Find each line that has the string "Понимает" and give the total, with nothing else.
** start of Supplied entries **
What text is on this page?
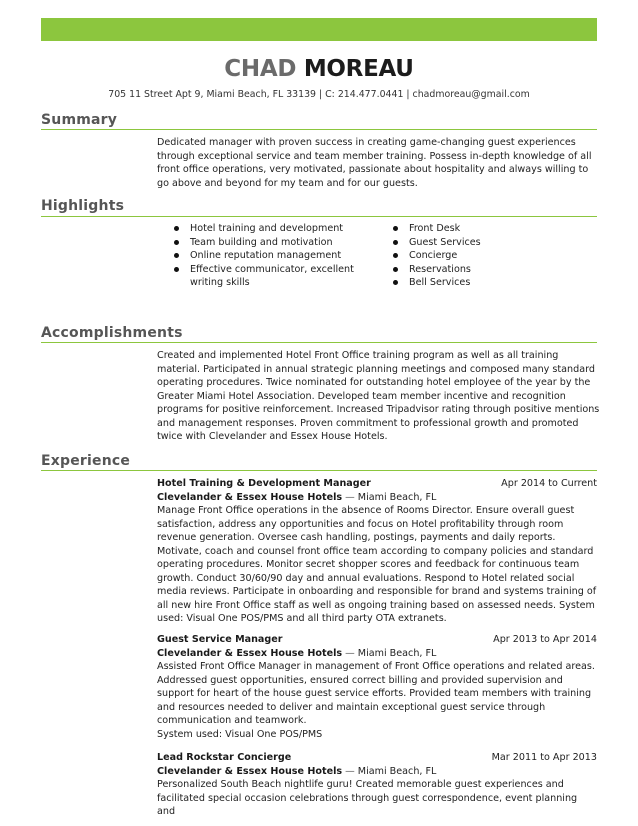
CHAD MOREAU
705 11 Street Apt 9, Miami Beach, FL 33139 | C: 214.477.0441 | chadmoreau@gmail.com
Summary

Dedicated manager with proven success in creating game-changing guest experiences through exceptional service and team member training. Possess in-depth knowledge of all front office operations, very motivated, passionate about hospitality and always willing to go above and beyond for my team and for our guests.

Highlights
Hotel training and development
Team building and motivation
Online reputation management
Effective communicator, excellent writing skills
Front Desk
Guest Services
Concierge
Reservations
Bell Services
Accomplishments

Created and implemented Hotel Front Office training program as well as all training material. Participated in annual strategic planning meetings and composed many standard operating procedures. Twice nominated for outstanding hotel employee of the year by the Greater Miami Hotel Association. Developed team member incentive and recognition programs for positive reinforcement. Increased Tripadvisor rating through positive mentions and management responses. Proven commitment to professional growth and promoted twice with Clevelander and Essex House Hotels.

Experience
Hotel Training & Development Manager	Apr 2014 to Current
Clevelander & Essex House Hotels — Miami Beach, FL

Manage Front Office operations in the absence of Rooms Director. Ensure overall guest satisfaction, address any opportunities and focus on Hotel profitability through room revenue generation. Oversee cash handling, postings, payments and daily reports. Motivate, coach and counsel front office team according to company policies and standard operating procedures. Monitor secret shopper scores and feedback for continuous team growth. Conduct 30/60/90 day and annual evaluations. Respond to Hotel related social media reviews. Participate in onboarding and responsible for brand and systems training of all new hire Front Office staff as well as ongoing training based on assessed needs. System used: Visual One POS/PMS and all third party OTA extranets.

Guest Service Manager	Apr 2013 to Apr 2014
Clevelander & Essex House Hotels — Miami Beach, FL

Assisted Front Office Manager in management of Front Office operations and related areas. Addressed guest opportunities, ensured correct billing and provided supervision and support for heart of the house guest service efforts. Provided team members with training and resources needed to deliver and maintain exceptional guest service through communication and teamwork.

System used: Visual One POS/PMS

Lead Rockstar Concierge	Mar 2011 to Apr 2013
Clevelander & Essex House Hotels — Miami Beach, FL

Personalized South Beach nightlife guru! Created memorable guest experiences and facilitated special occasion celebrations through guest correspondence, event planning and
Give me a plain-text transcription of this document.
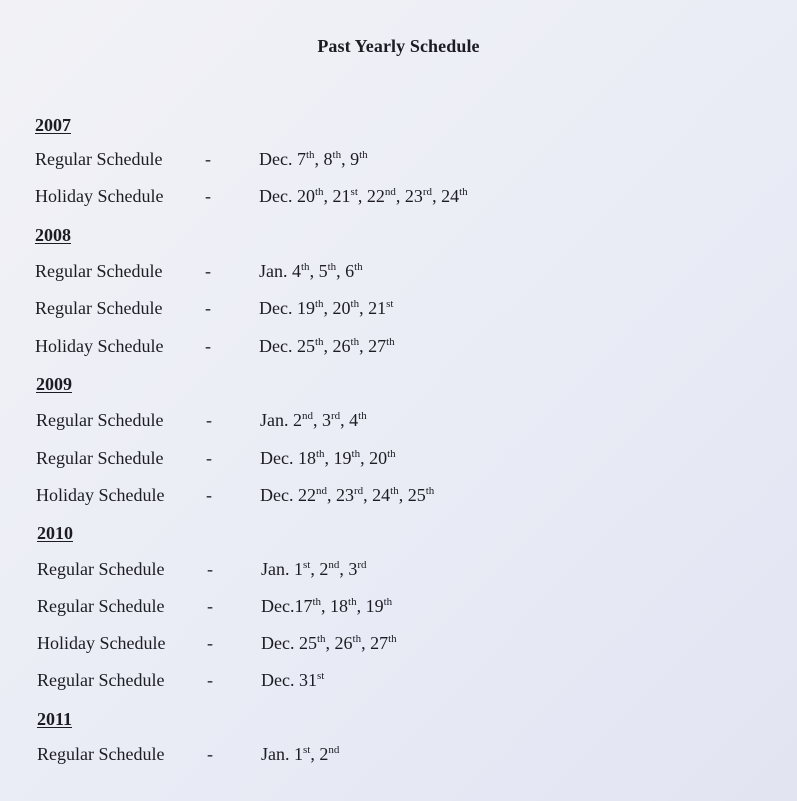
Past Yearly Schedule
2007
Regular Schedule -	Dec. 7th, 8th, 9th
Holiday Schedule -	Dec. 20th, 21st, 22nd, 23rd, 24th
2008
Regular Schedule -	Jan. 4th, 5th, 6th
Regular Schedule -	Dec. 19th, 20th, 21st
Holiday Schedule -	Dec. 25th, 26th, 27th
2009
Regular Schedule -	Jan. 2nd, 3rd, 4th
Regular Schedule -	Dec. 18th, 19th, 20th
Holiday Schedule -	Dec. 22nd, 23rd, 24th, 25th
2010
Regular Schedule -	Jan. 1st, 2nd, 3rd
Regular Schedule -	Dec.17th, 18th, 19th
Holiday Schedule -	Dec. 25th, 26th, 27th
Regular Schedule -	Dec. 31st
2011
Regular Schedule -	Jan. 1st, 2nd
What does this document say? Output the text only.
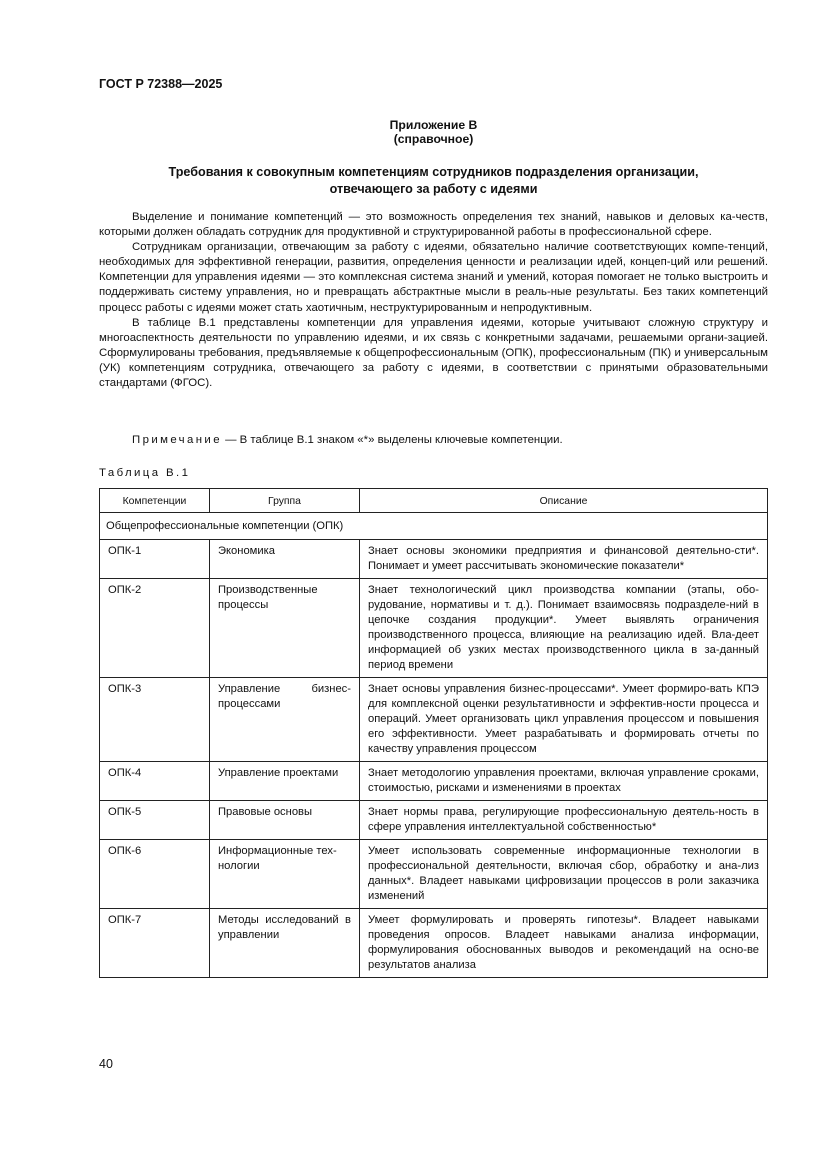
ГОСТ Р 72388—2025
Приложение В
(справочное)
Требования к совокупным компетенциям сотрудников подразделения организации,
отвечающего за работу с идеями

Выделение и понимание компетенций — это возможность определения тех знаний, навыков и деловых ка-честв, которыми должен обладать сотрудник для продуктивной и структурированной работы в профессиональной сфере.

Сотрудникам организации, отвечающим за работу с идеями, обязательно наличие соответствующих компе-тенций, необходимых для эффективной генерации, развития, определения ценности и реализации идей, концеп-ций или решений. Компетенции для управления идеями — это комплексная система знаний и умений, которая помогает не только выстроить и поддерживать систему управления, но и превращать абстрактные мысли в реаль-ные результаты. Без таких компетенций процесс работы с идеями может стать хаотичным, неструктурированным и непродуктивным.

В таблице В.1 представлены компетенции для управления идеями, которые учитывают сложную структуру и многоаспектность деятельности по управлению идеями, и их связь с конкретными задачами, решаемыми органи-зацией. Сформулированы требования, предъявляемые к общепрофессиональным (ОПК), профессиональным (ПК) и универсальным (УК) компетенциям сотрудника, отвечающего за работу с идеями, в соответствии с принятыми образовательными стандартами (ФГОС).

Примечание — В таблице В.1 знаком «*» выделены ключевые компетенции.
Таблица В.1
Компетенции	Группа	Описание
Общепрофессиональные компетенции (ОПК)		
ОПК-1	Экономика	Знает основы экономики предприятия и финансовой деятельно-сти*. Понимает и умеет рассчитывать экономические показатели*
ОПК-2	Производственные процессы	Знает технологический цикл производства компании (этапы, обо-рудование, нормативы и т. д.). Понимает взаимосвязь подразделе-ний в цепочке создания продукции*. Умеет выявлять ограничения производственного процесса, влияющие на реализацию идей. Вла-деет информацией об узких местах производственного цикла в за-данный период времени
ОПК-3	Управление бизнес-процессами	Знает основы управления бизнес-процессами*. Умеет формиро-вать КПЭ для комплексной оценки результативности и эффектив-ности процесса и операций. Умеет организовать цикл управления процессом и повышения его эффективности. Умеет разрабатывать и формировать отчеты по качеству управления процессом
ОПК-4	Управление проектами	Знает методологию управления проектами, включая управление сроками, стоимостью, рисками и изменениями в проектах
ОПК-5	Правовые основы	Знает нормы права, регулирующие профессиональную деятель-ность в сфере управления интеллектуальной собственностью*
ОПК-6	Информационные тех-нологии	Умеет использовать современные информационные технологии в профессиональной деятельности, включая сбор, обработку и ана-лиз данных*. Владеет навыками цифровизации процессов в роли заказчика изменений
ОПК-7	Методы исследований в управлении	Умеет формулировать и проверять гипотезы*. Владеет навыками проведения опросов. Владеет навыками анализа информации, формулирования обоснованных выводов и рекомендаций на осно-ве результатов анализа
40
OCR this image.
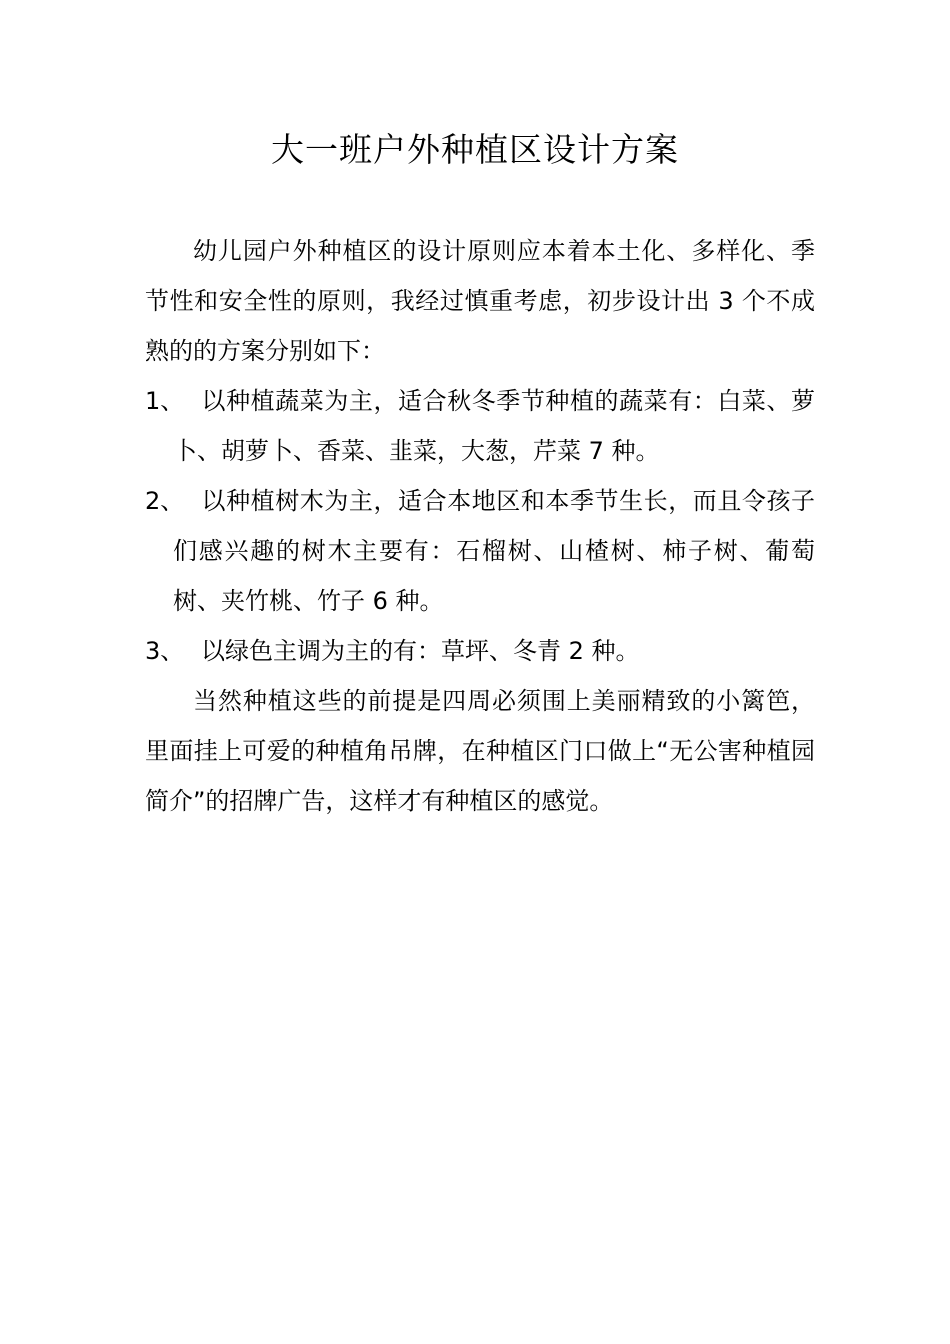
大一班户外种植区设计方案

幼儿园户外种植区的设计原则应本着本土化、多样化、季节性和安全性的原则，我经过慎重考虑，初步设计出 3 个不成熟的的方案分别如下：

1、 以种植蔬菜为主，适合秋冬季节种植的蔬菜有：白菜、萝卜、胡萝卜、香菜、韭菜，大葱，芹菜 7 种。
2、 以种植树木为主，适合本地区和本季节生长，而且令孩子们感兴趣的树木主要有：石榴树、山楂树、柿子树、葡萄树、夹竹桃、竹子 6 种。
3、 以绿色主调为主的有：草坪、冬青 2 种。

当然种植这些的前提是四周必须围上美丽精致的小篱笆，里面挂上可爱的种植角吊牌，在种植区门口做上“无公害种植园简介”的招牌广告，这样才有种植区的感觉。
** end of Supplied entries **
## Solution to this task
2